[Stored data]
## begin

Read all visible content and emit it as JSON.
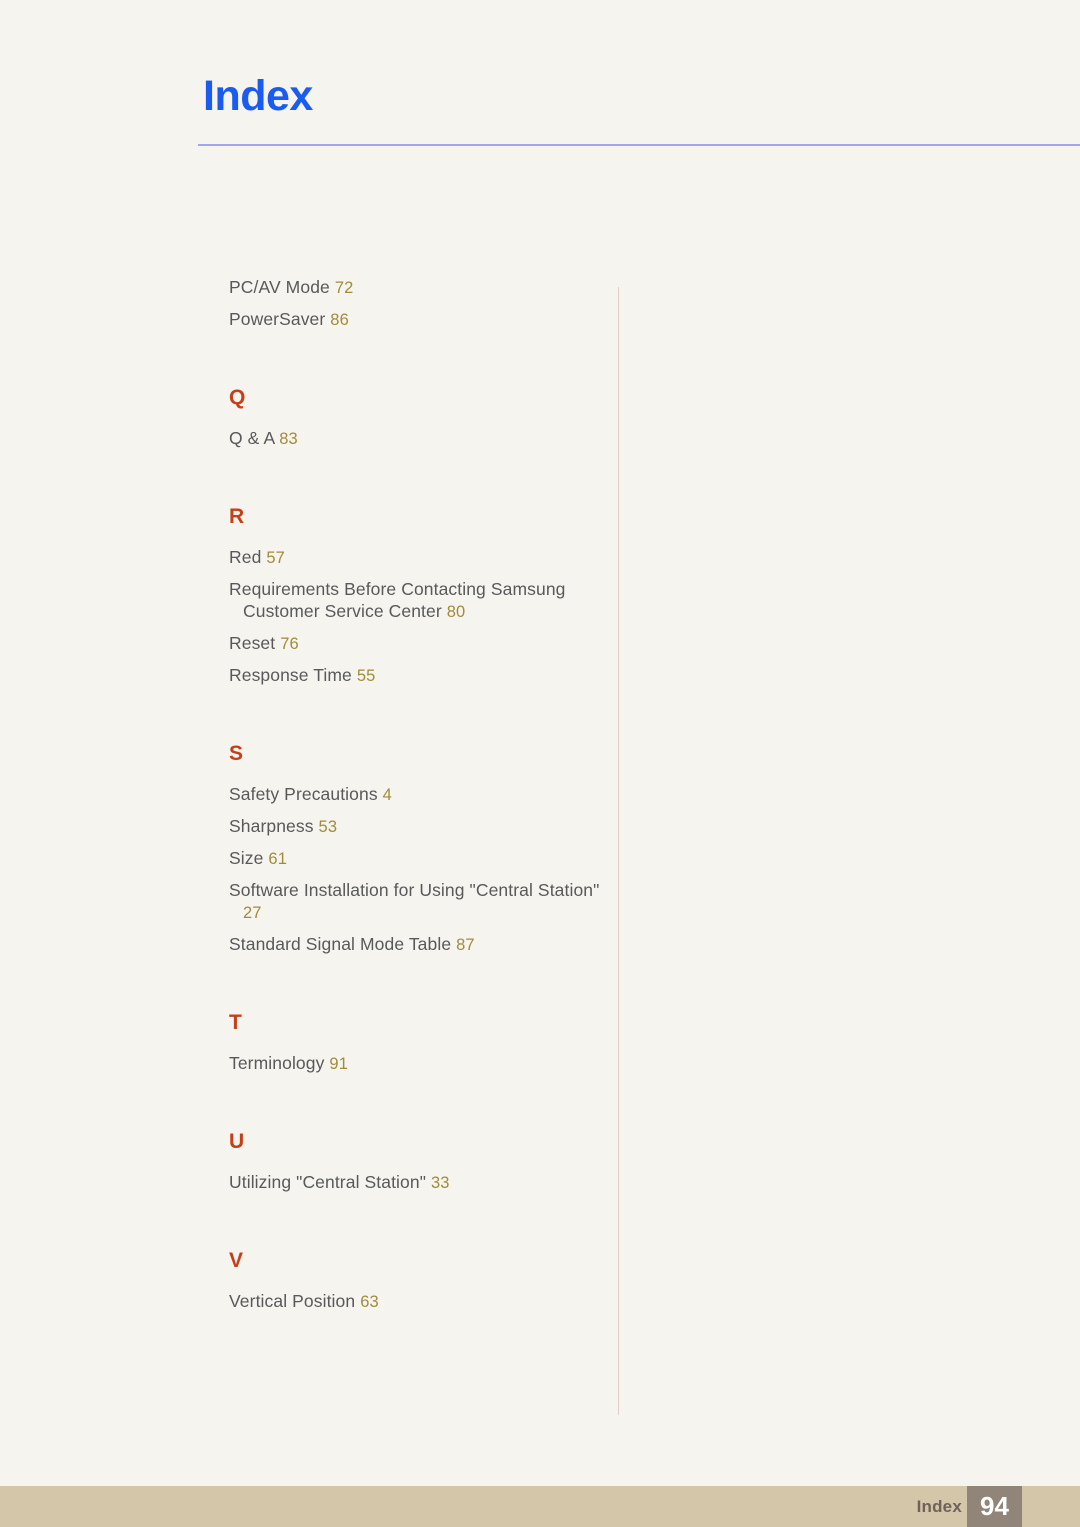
{
  "header": {
    "title": "Index"
  },
  "index": {
    "sections": [
      {
        "letter": "",
        "entries": [
          {
            "title": "PC/AV Mode",
            "page": "72",
            "wrapped": false
          },
          {
            "title": "PowerSaver",
            "page": "86",
            "wrapped": false
          }
        ]
      },
      {
        "letter": "Q",
        "entries": [
          {
            "title": "Q & A",
            "page": "83",
            "wrapped": false
          }
        ]
      },
      {
        "letter": "R",
        "entries": [
          {
            "title": "Red",
            "page": "57",
            "wrapped": false
          },
          {
            "title": "Requirements Before Contacting Samsung Customer Service Center",
            "page": "80",
            "wrapped": true
          },
          {
            "title": "Reset",
            "page": "76",
            "wrapped": false
          },
          {
            "title": "Response Time",
            "page": "55",
            "wrapped": false
          }
        ]
      },
      {
        "letter": "S",
        "entries": [
          {
            "title": "Safety Precautions",
            "page": "4",
            "wrapped": false
          },
          {
            "title": "Sharpness",
            "page": "53",
            "wrapped": false
          },
          {
            "title": "Size",
            "page": "61",
            "wrapped": false
          },
          {
            "title": "Software Installation for Using \"Central Station\"",
            "page": "27",
            "wrapped": true
          },
          {
            "title": "Standard Signal Mode Table",
            "page": "87",
            "wrapped": false
          }
        ]
      },
      {
        "letter": "T",
        "entries": [
          {
            "title": "Terminology",
            "page": "91",
            "wrapped": false
          }
        ]
      },
      {
        "letter": "U",
        "entries": [
          {
            "title": "Utilizing \"Central Station\"",
            "page": "33",
            "wrapped": false
          }
        ]
      },
      {
        "letter": "V",
        "entries": [
          {
            "title": "Vertical Position",
            "page": "63",
            "wrapped": false
          }
        ]
      }
    ]
  },
  "footer": {
    "label": "Index",
    "page_number": "94"
  },
  "colors": {
    "background": "#f6f4ee",
    "title": "#1a5cf0",
    "header_rule": "#a3a4f2",
    "section_letter": "#c5401a",
    "entry_text": "#58595b",
    "entry_page": "#a08c3c",
    "divider": "#e2cfc4",
    "footer_bar": "#d4c6a8",
    "footer_page_box": "#908578",
    "footer_label": "#6e625a"
  }
}
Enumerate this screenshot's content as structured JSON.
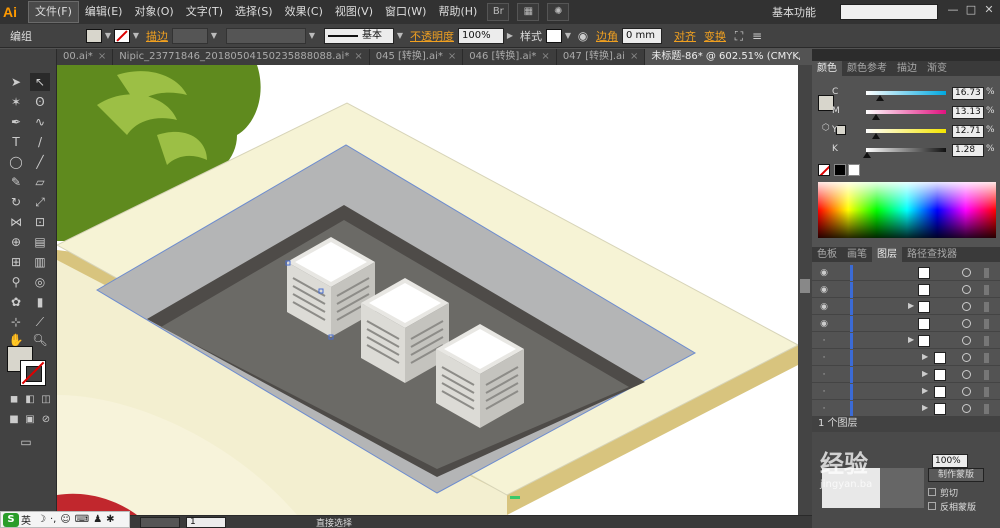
{
  "app": {
    "logo": "Ai",
    "workspace": "基本功能",
    "search_placeholder": ""
  },
  "menu": [
    "文件(F)",
    "编辑(E)",
    "对象(O)",
    "文字(T)",
    "选择(S)",
    "效果(C)",
    "视图(V)",
    "窗口(W)",
    "帮助(H)"
  ],
  "control": {
    "object_type": "编组",
    "stroke_label": "描边",
    "brush_label": "基本",
    "opacity_label": "不透明度",
    "opacity_value": "100%",
    "style_label": "样式",
    "corner_label": "边角",
    "corner_value": "0 mm",
    "align_label": "对齐",
    "transform_label": "变换"
  },
  "tabs": [
    {
      "label": "00.ai*",
      "active": false
    },
    {
      "label": "Nipic_23771846_20180504150235888088.ai*",
      "active": false
    },
    {
      "label": "045 [转换].ai*",
      "active": false
    },
    {
      "label": "046 [转换].ai*",
      "active": false
    },
    {
      "label": "047 [转换].ai",
      "active": false
    },
    {
      "label": "未标题-86* @ 602.51% (CMYK/预览)",
      "active": true
    }
  ],
  "color_panel": {
    "tabs": [
      "颜色",
      "颜色参考",
      "描边",
      "渐变"
    ],
    "sliders": [
      {
        "letter": "C",
        "value": "16.73",
        "knob": 0.17,
        "gradient": "linear-gradient(to right,#fff,#00a8e0)"
      },
      {
        "letter": "M",
        "value": "13.13",
        "knob": 0.13,
        "gradient": "linear-gradient(to right,#fff,#e0127f)"
      },
      {
        "letter": "Y",
        "value": "12.71",
        "knob": 0.13,
        "gradient": "linear-gradient(to right,#fff,#f4e500)"
      },
      {
        "letter": "K",
        "value": "1.28",
        "knob": 0.01,
        "gradient": "linear-gradient(to right,#fff,#111)"
      }
    ],
    "pct": "%"
  },
  "layers_panel": {
    "tabs": [
      "色板",
      "画笔",
      "图层",
      "路径查找器"
    ],
    "footer": "1 个图层"
  },
  "bottom_panel": {
    "opacity_value": "100%",
    "make_mask": "制作蒙版",
    "clip": "剪切",
    "invert_mask": "反相蒙版",
    "brand": "经验",
    "brand_latin": "jingyan.ba"
  },
  "status": {
    "zoom": "",
    "page": "1",
    "tool": "直接选择"
  },
  "ime": {
    "lang": "英"
  },
  "colors": {
    "accent_orange": "#f0a020",
    "wall_top": "#f6f3d5",
    "wall_side": "#d8c47e",
    "roof_inner": "#b4b5b6",
    "roof_floor": "#6b6a66",
    "tree_dark": "#5f8a1e",
    "tree_light": "#9cbf45"
  }
}
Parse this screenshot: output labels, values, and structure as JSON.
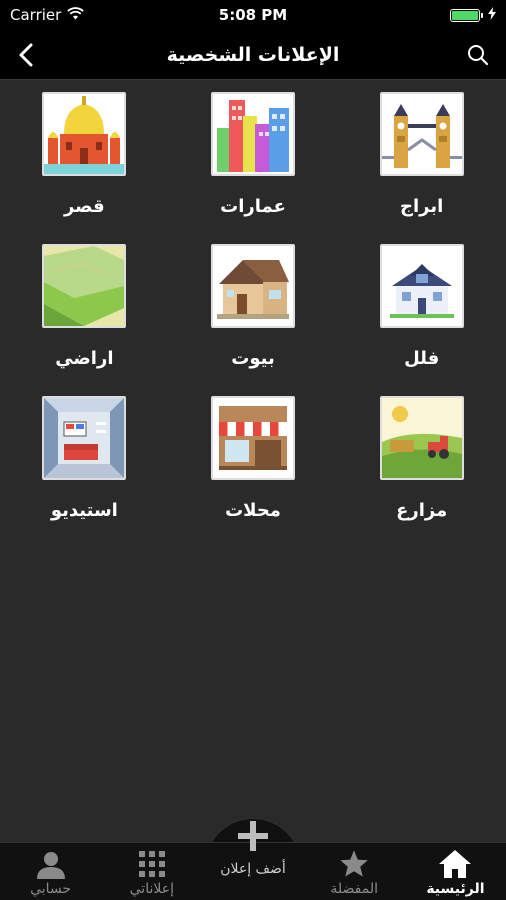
{
  "status": {
    "carrier": "Carrier",
    "time": "5:08 PM",
    "battery_level": 1.0
  },
  "nav": {
    "title": "الإعلانات الشخصية",
    "back_icon": "chevron-left-icon",
    "search_icon": "search-icon"
  },
  "categories": [
    {
      "label": "ابراج",
      "icon": "tower-bridge"
    },
    {
      "label": "عمارات",
      "icon": "buildings"
    },
    {
      "label": "قصر",
      "icon": "palace"
    },
    {
      "label": "فلل",
      "icon": "villa"
    },
    {
      "label": "بيوت",
      "icon": "house"
    },
    {
      "label": "اراضي",
      "icon": "land"
    },
    {
      "label": "مزارع",
      "icon": "farm"
    },
    {
      "label": "محلات",
      "icon": "shop"
    },
    {
      "label": "استيديو",
      "icon": "studio"
    }
  ],
  "tabs": {
    "account": "حسابي",
    "my_ads": "إعلاناتي",
    "add": "أضف إعلان",
    "favorites": "المفضلة",
    "home": "الرئيسية"
  },
  "colors": {
    "active_tab": "#ffffff",
    "inactive_tab": "#8a8a8a",
    "background": "#2a2a2a",
    "bar": "#000000"
  }
}
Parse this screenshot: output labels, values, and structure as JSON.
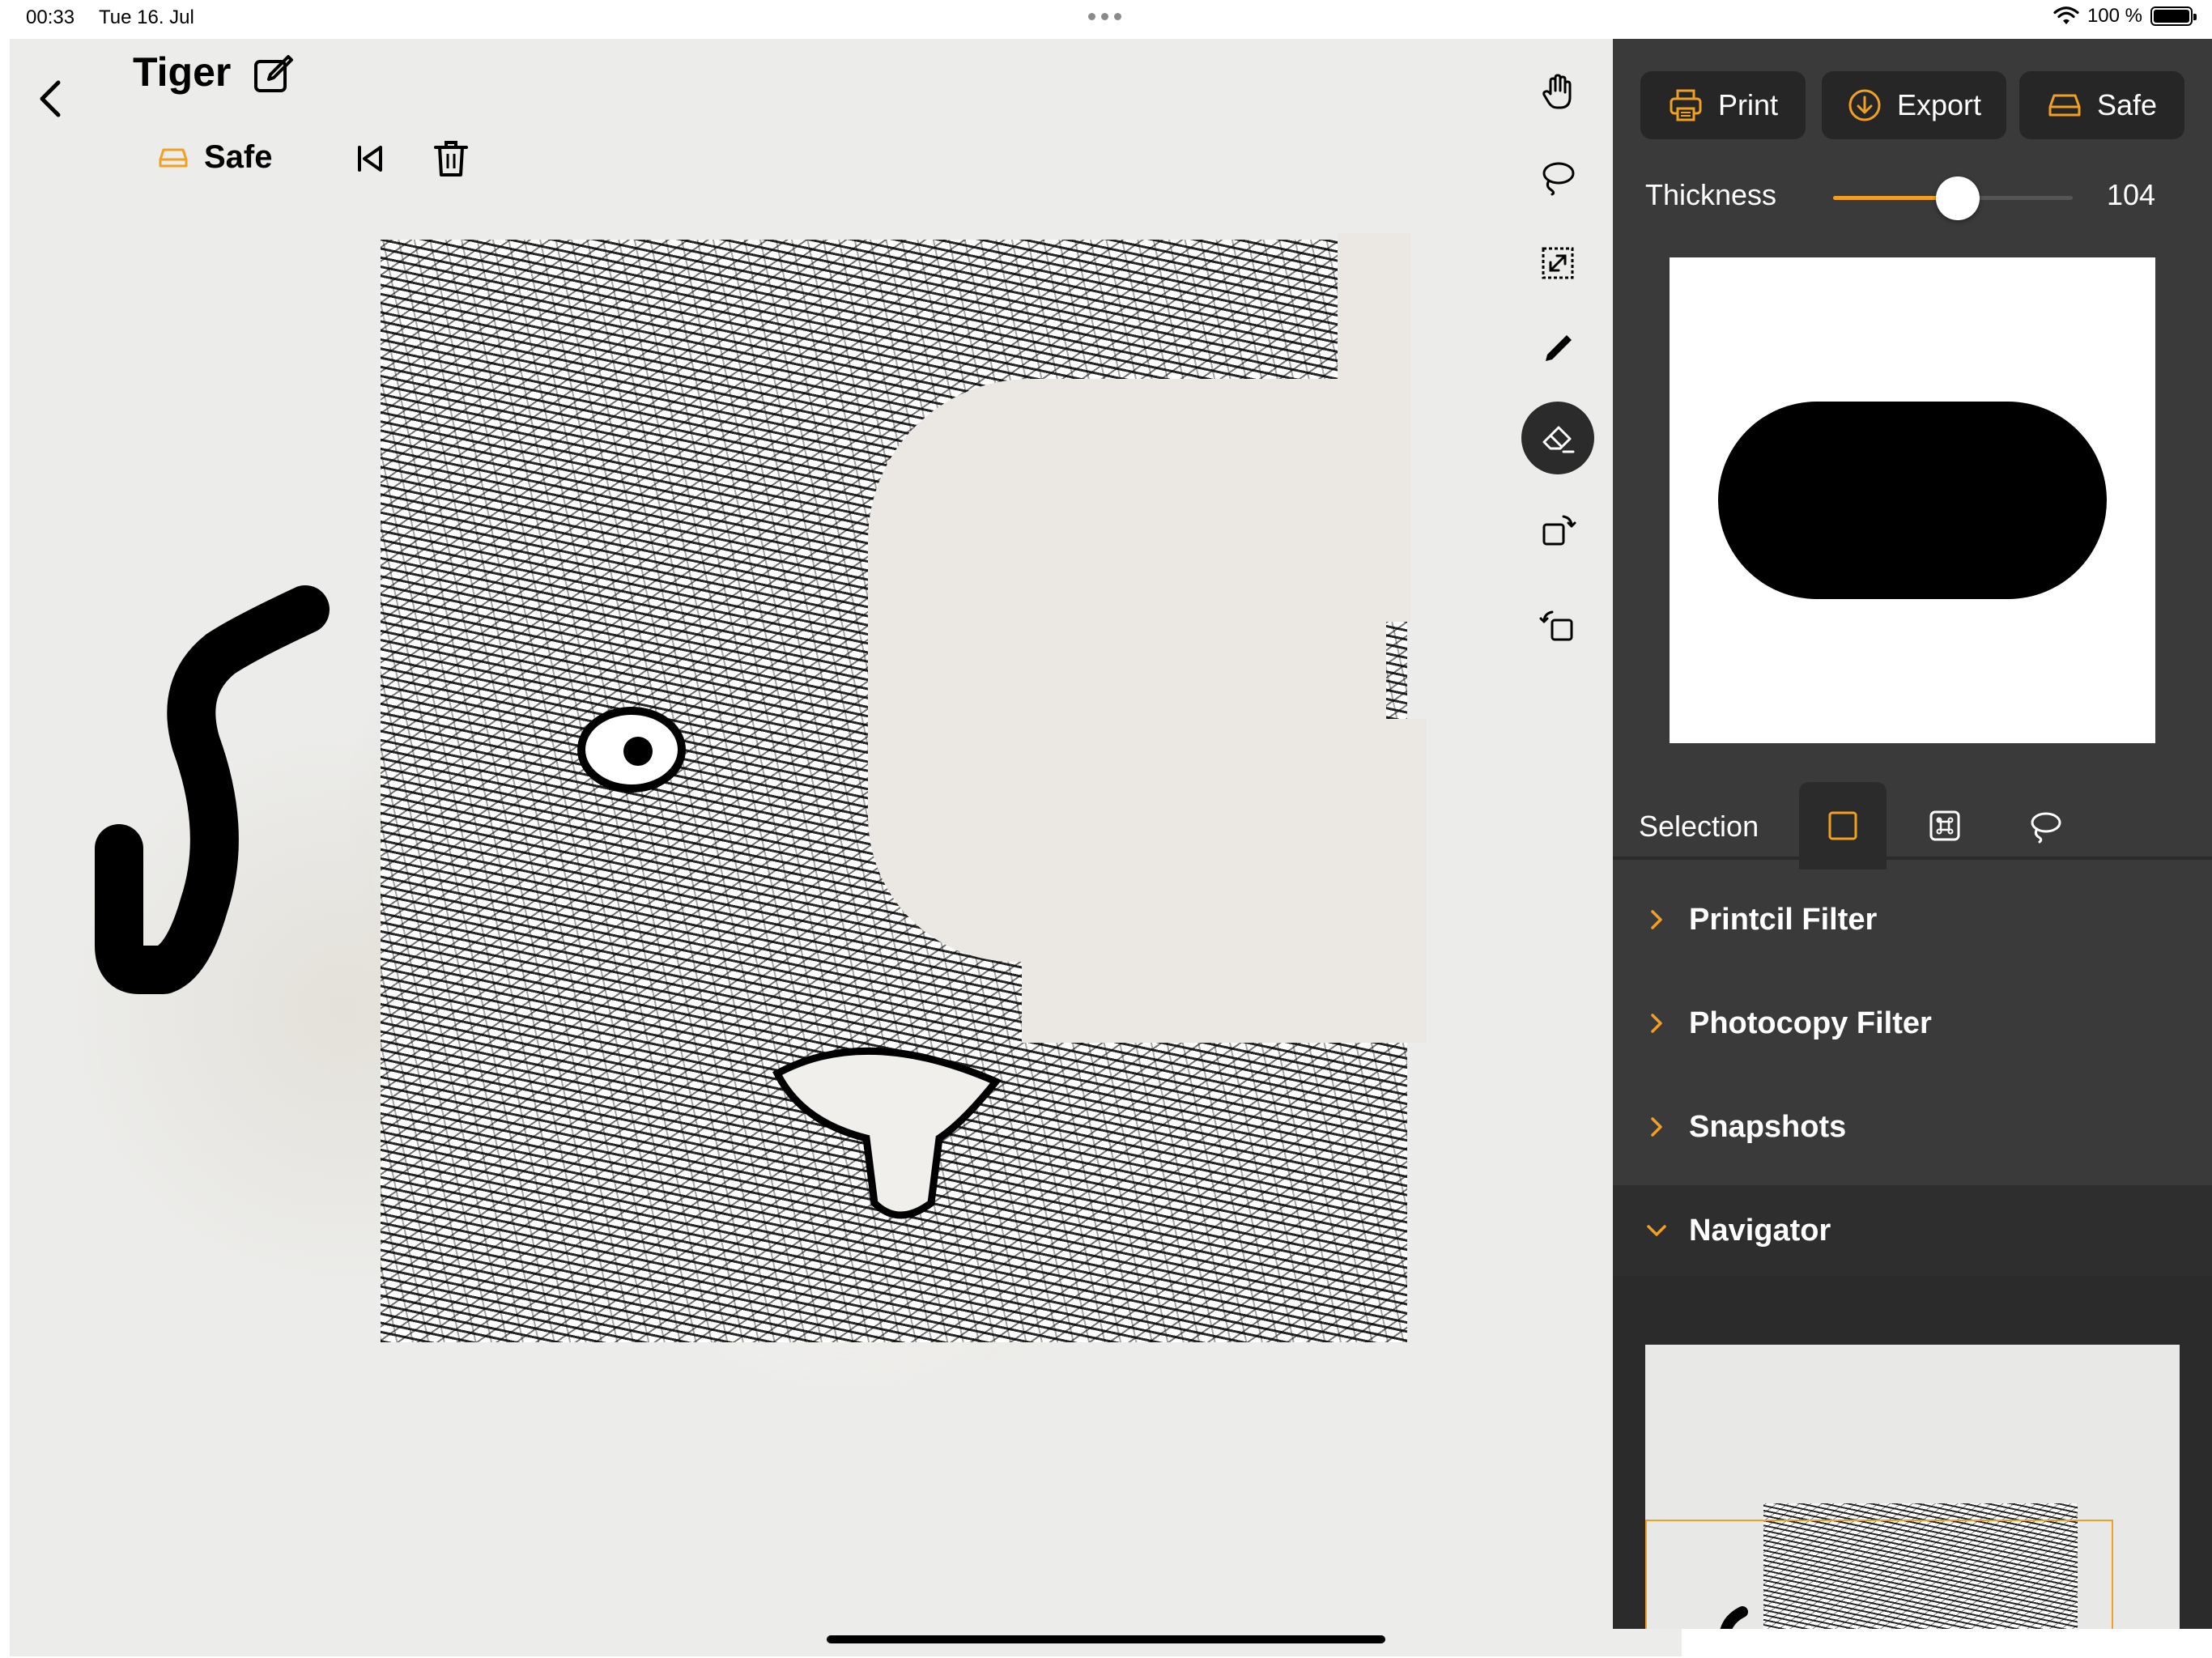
{
  "status_bar": {
    "time": "00:33",
    "date": "Tue 16. Jul",
    "battery": "100 %"
  },
  "document": {
    "title": "Tiger",
    "save_status": "Safe"
  },
  "toolbar": {
    "tools": [
      {
        "name": "hand-tool",
        "icon": "hand-icon",
        "active": false
      },
      {
        "name": "lasso-tool",
        "icon": "lasso-icon",
        "active": false
      },
      {
        "name": "resize-tool",
        "icon": "resize-icon",
        "active": false
      },
      {
        "name": "pencil-tool",
        "icon": "pencil-icon",
        "active": false
      },
      {
        "name": "eraser-tool",
        "icon": "eraser-icon",
        "active": true
      },
      {
        "name": "rotate-right-tool",
        "icon": "rotate-right-icon",
        "active": false
      },
      {
        "name": "rotate-left-tool",
        "icon": "rotate-left-icon",
        "active": false
      }
    ]
  },
  "panel": {
    "print_label": "Print",
    "export_label": "Export",
    "safe_label": "Safe",
    "thickness_label": "Thickness",
    "thickness_value": "104",
    "thickness_fraction": 0.52,
    "selection_label": "Selection",
    "selection_modes": [
      "rectangle-select-icon",
      "command-select-icon",
      "lasso-select-icon"
    ],
    "sections": [
      {
        "label": "Printcil Filter",
        "expanded": false
      },
      {
        "label": "Photocopy Filter",
        "expanded": false
      },
      {
        "label": "Snapshots",
        "expanded": false
      },
      {
        "label": "Navigator",
        "expanded": true
      }
    ]
  },
  "colors": {
    "accent": "#f0a024",
    "panel_bg": "#3a3a3a",
    "button_bg": "#262626"
  }
}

## end

DIRECTIONS:
Your task is to report how many lines of the material include the string "content". Give the number and no other words.

ANSWER TO THIS EXERCISE:
2